What is being asked:
Below is a block of records. Copy every line in it that contains the word "Student".

Data listing:
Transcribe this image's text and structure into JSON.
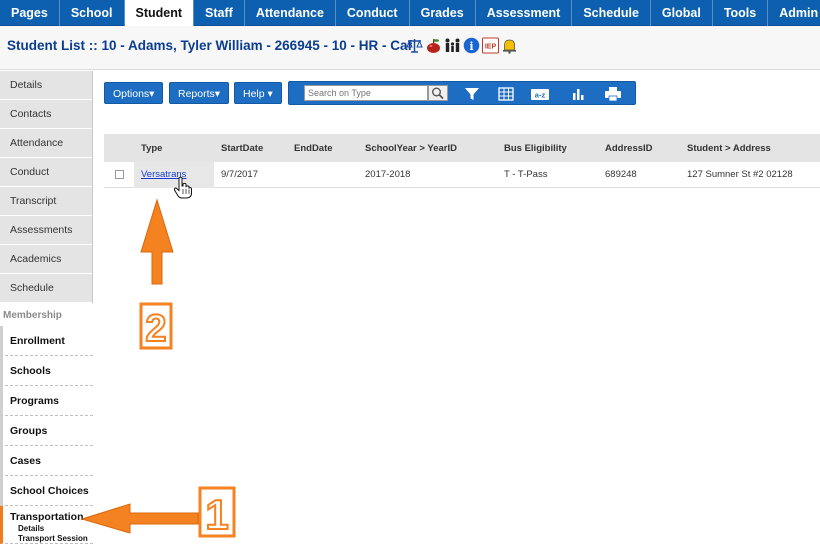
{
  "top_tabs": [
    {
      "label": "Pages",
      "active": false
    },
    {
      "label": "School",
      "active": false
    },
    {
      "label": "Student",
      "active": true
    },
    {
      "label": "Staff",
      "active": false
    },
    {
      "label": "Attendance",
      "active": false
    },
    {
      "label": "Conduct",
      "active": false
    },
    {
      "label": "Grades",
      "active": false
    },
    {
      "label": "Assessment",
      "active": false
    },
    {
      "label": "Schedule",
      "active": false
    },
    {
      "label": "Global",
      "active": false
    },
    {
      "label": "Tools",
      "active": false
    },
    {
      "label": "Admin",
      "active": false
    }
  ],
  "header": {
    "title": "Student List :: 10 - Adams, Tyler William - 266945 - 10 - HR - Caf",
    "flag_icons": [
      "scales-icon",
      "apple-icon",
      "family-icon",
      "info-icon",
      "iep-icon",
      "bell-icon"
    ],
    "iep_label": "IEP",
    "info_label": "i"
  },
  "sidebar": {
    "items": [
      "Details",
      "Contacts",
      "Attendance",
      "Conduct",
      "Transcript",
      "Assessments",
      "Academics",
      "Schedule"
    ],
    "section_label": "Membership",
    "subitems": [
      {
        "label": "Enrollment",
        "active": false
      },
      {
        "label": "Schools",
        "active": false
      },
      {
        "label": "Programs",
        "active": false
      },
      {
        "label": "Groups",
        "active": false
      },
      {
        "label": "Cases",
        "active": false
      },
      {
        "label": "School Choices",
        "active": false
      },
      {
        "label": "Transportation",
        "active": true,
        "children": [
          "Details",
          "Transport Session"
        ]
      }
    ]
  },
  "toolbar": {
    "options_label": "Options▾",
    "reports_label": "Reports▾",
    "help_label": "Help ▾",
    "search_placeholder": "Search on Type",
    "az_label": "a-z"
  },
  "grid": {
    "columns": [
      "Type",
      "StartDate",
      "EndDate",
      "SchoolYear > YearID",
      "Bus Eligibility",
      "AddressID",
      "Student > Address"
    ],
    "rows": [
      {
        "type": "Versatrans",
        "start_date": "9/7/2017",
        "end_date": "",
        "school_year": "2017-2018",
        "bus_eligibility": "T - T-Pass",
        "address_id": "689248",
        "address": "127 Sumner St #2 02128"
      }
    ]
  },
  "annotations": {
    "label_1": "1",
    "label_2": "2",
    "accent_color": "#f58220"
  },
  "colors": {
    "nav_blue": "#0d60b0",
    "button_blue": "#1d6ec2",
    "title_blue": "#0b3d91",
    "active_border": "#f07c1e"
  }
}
* * *
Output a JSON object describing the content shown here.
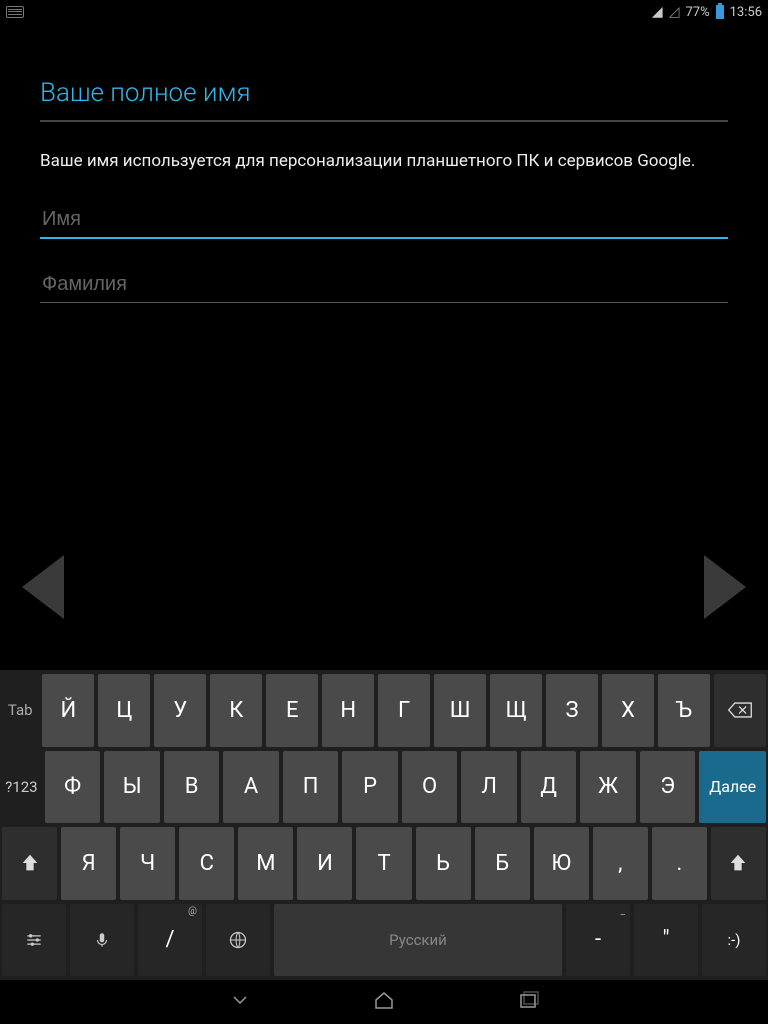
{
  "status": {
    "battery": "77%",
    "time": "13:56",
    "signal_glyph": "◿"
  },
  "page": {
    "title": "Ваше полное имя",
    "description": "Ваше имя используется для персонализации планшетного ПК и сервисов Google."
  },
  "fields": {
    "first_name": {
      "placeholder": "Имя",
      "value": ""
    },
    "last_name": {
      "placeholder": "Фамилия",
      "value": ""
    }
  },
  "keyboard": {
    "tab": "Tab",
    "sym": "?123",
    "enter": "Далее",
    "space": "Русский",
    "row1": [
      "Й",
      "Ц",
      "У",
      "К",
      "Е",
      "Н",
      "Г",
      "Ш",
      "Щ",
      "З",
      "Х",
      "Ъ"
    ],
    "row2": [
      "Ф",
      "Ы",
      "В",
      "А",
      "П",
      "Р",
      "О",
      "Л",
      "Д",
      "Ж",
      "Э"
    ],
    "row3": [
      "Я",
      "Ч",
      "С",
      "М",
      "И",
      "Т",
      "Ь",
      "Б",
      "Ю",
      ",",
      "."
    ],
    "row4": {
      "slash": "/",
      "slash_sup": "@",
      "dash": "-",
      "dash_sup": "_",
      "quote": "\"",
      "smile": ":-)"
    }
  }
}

Response:
      "label": "Student",
    "title": "Student List :: 10 - Adams, Tyler William - 266945 - 10 - HR - Caf",
      "Student > Address"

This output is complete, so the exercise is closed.